----- Quoted text

As a gradient-free optimization approach, Bayesian optimization has the advantages of robustness to noise and rigorous reasoning about uncertainty. Naïve BO methods have already been utilized to optimize variational quantum algorithms45,46,47,48, but they often suffer from the low efficiency. Benefiting from the adaptive trust region and local Gaussian process (GP) surrogate model, DARBO has better potential to optimize noisy problems38. Instead of directly using the currently best-observed solution x*, we use the observation with the smallest posterior mean under the surrogate model, and therefore the noise affecting x* has limited effects on the optimization. DARBO is specifically suitable for optimization with shot noises induced by statistical uncertainty of finite measurement shots, since its GP surrogate model assumes that the observations are Gaussian-distributed random variables49 which is consistent with the case for measurement results with finite shot noises.

Experiments on superconducting quantum hardware

Finally, we run QAOA equipped with DARBO on real quantum hardware to demonstrate its performance. Quantum error, in addition to shot noise, has a huge impact on optimization performance on real quantum hardware. It has been studied that quantum noises would in general flatten the objective function landscape and induce barren plateaus in variational quantum algorithms18. Here we investigate the effect of quantum noise on the performance of DARBO for QAOA, and at the same time analyze how the common error mitigation strategies50,51,52,53 can help in the DARBO process and achieve better end-to-end results.

The target problem is to optimize a five-variable QUBO (see Supplementary Note 5 for the problem definition in detail). The experimental results are shown in Fig. 4. We carry out the optimization on (1) raw objective value directly evaluated from measurement results on real hardware, (2) mitigation objective value evaluated from measurement results on real hardware with integrated quantum error mitigation techniques including layout benchmarking, readout error mitigation, and zero-noise extrapolation, see “Method” for more details, and (3) numerical exact value without quantum noise as a comparison. The optimization results are shown in terms of objective optimization history and success ratio from sampling the final QAOA circuit. Although the expectation value is conveniently taken as the objective value for the optimization process, the success ratio is another important representative metric to straightforwardly evaluate the final performance of QAOA for the QUBO objective since the true objective value can be directly reconstructed by the bitstring measured.

----------
----- Given data

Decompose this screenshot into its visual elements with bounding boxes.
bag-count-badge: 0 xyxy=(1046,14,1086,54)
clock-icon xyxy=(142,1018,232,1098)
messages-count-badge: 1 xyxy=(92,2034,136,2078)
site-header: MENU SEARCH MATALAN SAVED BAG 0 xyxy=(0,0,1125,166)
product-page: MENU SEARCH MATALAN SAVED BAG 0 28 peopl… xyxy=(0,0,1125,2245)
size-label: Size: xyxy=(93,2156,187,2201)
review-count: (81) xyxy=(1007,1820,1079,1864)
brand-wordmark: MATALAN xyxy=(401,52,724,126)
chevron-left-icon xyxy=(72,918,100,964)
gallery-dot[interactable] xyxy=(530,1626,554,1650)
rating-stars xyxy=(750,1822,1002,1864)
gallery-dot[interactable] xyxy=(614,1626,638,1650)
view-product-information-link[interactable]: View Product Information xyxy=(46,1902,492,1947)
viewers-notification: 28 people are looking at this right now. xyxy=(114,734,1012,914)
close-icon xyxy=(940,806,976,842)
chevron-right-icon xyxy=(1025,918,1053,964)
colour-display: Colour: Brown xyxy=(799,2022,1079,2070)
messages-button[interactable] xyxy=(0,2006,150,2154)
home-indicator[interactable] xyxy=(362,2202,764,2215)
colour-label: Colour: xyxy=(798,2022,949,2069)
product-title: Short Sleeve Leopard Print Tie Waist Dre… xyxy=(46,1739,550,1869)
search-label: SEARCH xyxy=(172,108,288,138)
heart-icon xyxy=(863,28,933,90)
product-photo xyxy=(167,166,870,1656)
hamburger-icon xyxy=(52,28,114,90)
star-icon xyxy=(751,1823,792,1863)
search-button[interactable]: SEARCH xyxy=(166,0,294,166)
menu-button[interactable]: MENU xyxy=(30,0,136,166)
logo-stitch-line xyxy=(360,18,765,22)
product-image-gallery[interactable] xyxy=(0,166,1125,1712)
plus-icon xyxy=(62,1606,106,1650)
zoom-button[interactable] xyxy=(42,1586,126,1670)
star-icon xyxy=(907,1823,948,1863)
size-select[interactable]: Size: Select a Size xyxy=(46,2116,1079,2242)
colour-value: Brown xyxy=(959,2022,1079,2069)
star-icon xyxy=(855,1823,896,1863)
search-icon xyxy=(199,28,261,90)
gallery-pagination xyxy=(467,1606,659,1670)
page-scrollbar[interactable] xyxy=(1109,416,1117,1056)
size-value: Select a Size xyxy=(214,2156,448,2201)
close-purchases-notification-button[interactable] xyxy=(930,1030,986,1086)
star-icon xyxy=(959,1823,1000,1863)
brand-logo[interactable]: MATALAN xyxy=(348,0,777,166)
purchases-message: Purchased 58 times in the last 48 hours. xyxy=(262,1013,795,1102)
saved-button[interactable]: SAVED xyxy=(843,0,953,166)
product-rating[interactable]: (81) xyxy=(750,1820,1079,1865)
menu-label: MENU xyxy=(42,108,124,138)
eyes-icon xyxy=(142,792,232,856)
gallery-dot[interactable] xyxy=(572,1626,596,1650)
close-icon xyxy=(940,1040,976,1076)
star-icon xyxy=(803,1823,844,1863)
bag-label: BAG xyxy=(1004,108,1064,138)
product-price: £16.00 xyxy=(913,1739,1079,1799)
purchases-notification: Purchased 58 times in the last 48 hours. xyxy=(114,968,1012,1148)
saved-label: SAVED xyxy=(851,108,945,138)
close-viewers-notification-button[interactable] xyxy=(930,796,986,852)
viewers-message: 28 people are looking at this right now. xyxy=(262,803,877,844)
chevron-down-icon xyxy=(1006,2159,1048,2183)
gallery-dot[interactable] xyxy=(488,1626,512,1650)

----------

#### Short problem
Edit the passage on Bayesian optimization for QAOA from "Experiments on superconducting" up to and including "better end-to-end results.", and put "flat regions" wherever "barren plateaus" appears.

#### Task result
Experiments on superconducting quantum hardware

Finally, we run QAOA equipped with DARBO on real quantum hardware to demonstrate its performance. Quantum error, in addition to shot noise, has a huge impact on optimization performance on real quantum hardware. It has been studied that quantum noises would in general flatten the objective function landscape and induce flat regions in variational quantum algorithms18. Here we investigate the effect of quantum noise on the performance of DARBO for QAOA, and at the same time analyze how the common error mitigation strategies50,51,52,53 can help in the DARBO process and achieve better end-to-end results.